▸ **THE EXERCISE**: Could you write out every record below exactly, leaving out any pictures?

※

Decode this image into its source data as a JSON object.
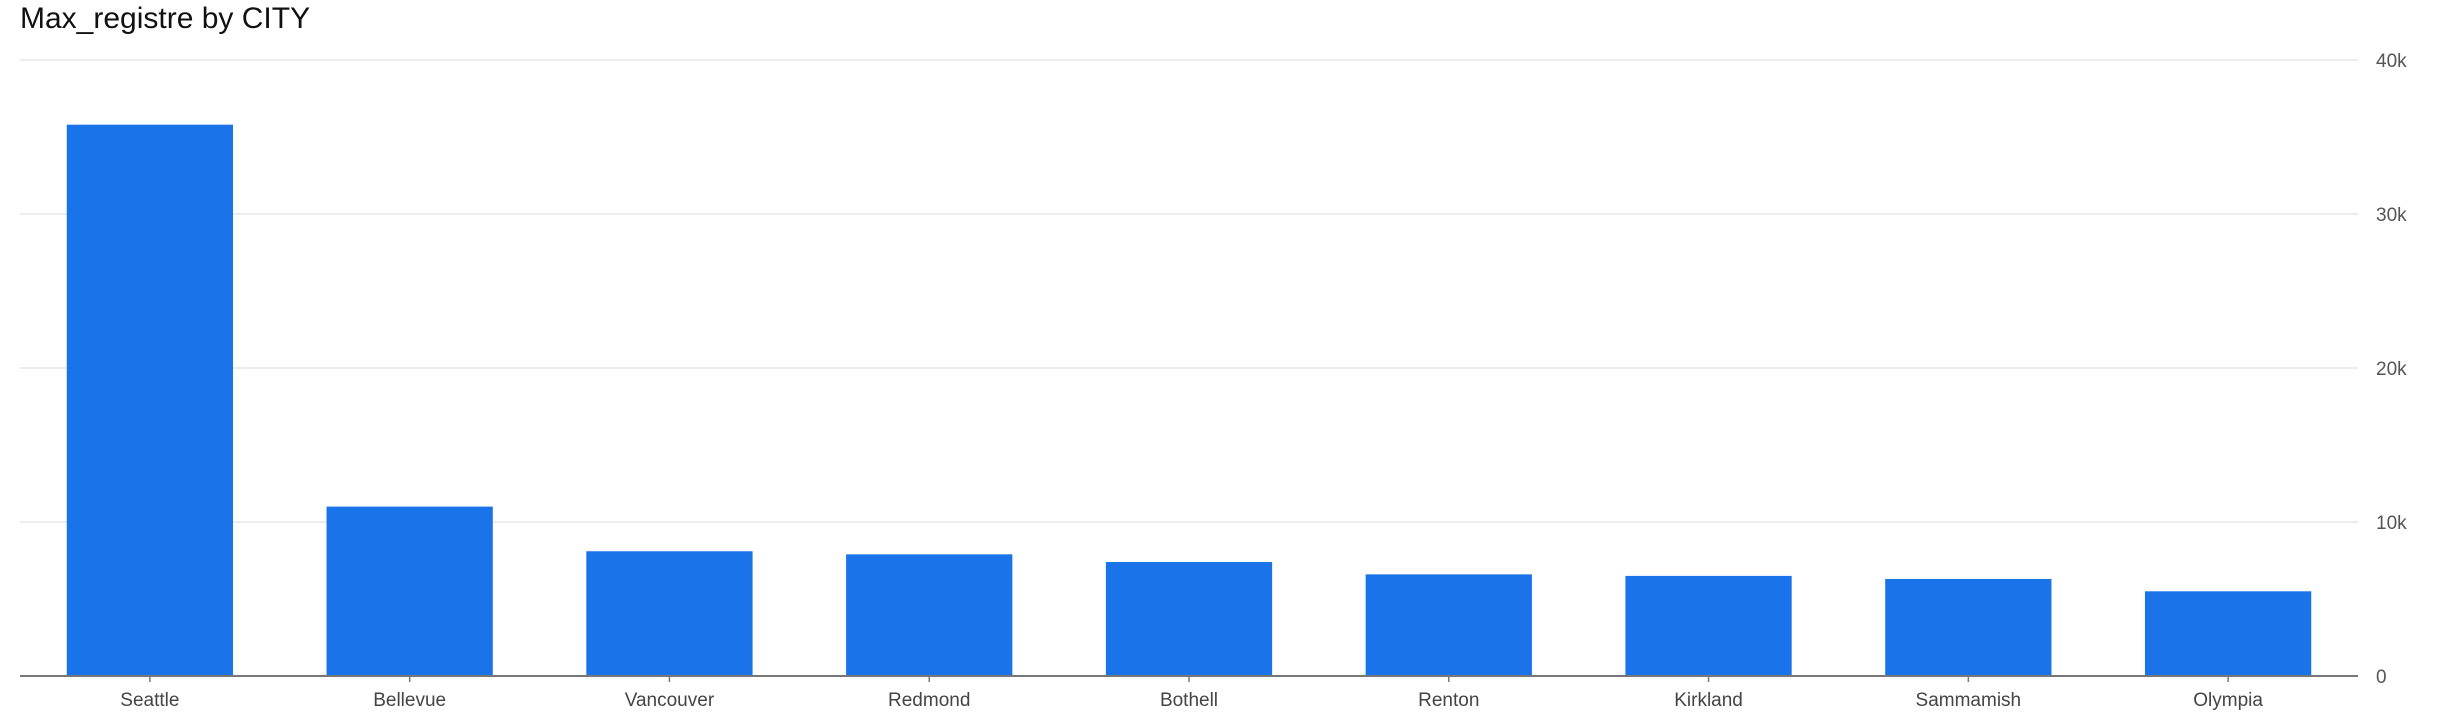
{
  "chart_data": {
    "type": "bar",
    "title": "Max_registre by CITY",
    "xlabel": "",
    "ylabel": "",
    "categories": [
      "Seattle",
      "Bellevue",
      "Vancouver",
      "Redmond",
      "Bothell",
      "Renton",
      "Kirkland",
      "Sammamish",
      "Olympia"
    ],
    "values": [
      35800,
      11000,
      8100,
      7900,
      7400,
      6600,
      6500,
      6300,
      5500
    ],
    "ylim": [
      0,
      40000
    ],
    "y_ticks": [
      0,
      10000,
      20000,
      30000,
      40000
    ],
    "y_tick_labels": [
      "0",
      "10k",
      "20k",
      "30k",
      "40k"
    ],
    "y_axis_side": "right",
    "grid": true,
    "legend": "none",
    "colors": {
      "bar": "#1a73e8",
      "grid": "#e6e6e6",
      "axis": "#777777"
    }
  }
}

※

▸ **FULL RESPONSE**:
Decode this image into its source data as a JSON object.
{
  "chart_data": {
    "type": "bar",
    "title": "Max_registre by CITY",
    "xlabel": "",
    "ylabel": "",
    "categories": [
      "Seattle",
      "Bellevue",
      "Vancouver",
      "Redmond",
      "Bothell",
      "Renton",
      "Kirkland",
      "Sammamish",
      "Olympia"
    ],
    "values": [
      35800,
      11000,
      8100,
      7900,
      7400,
      6600,
      6500,
      6300,
      5500
    ],
    "ylim": [
      0,
      40000
    ],
    "y_ticks": [
      0,
      10000,
      20000,
      30000,
      40000
    ],
    "y_tick_labels": [
      "0",
      "10k",
      "20k",
      "30k",
      "40k"
    ],
    "y_axis_side": "right",
    "grid": true,
    "legend": "none",
    "colors": {
      "bar": "#1a73e8",
      "grid": "#e6e6e6",
      "axis": "#777777"
    }
  }
}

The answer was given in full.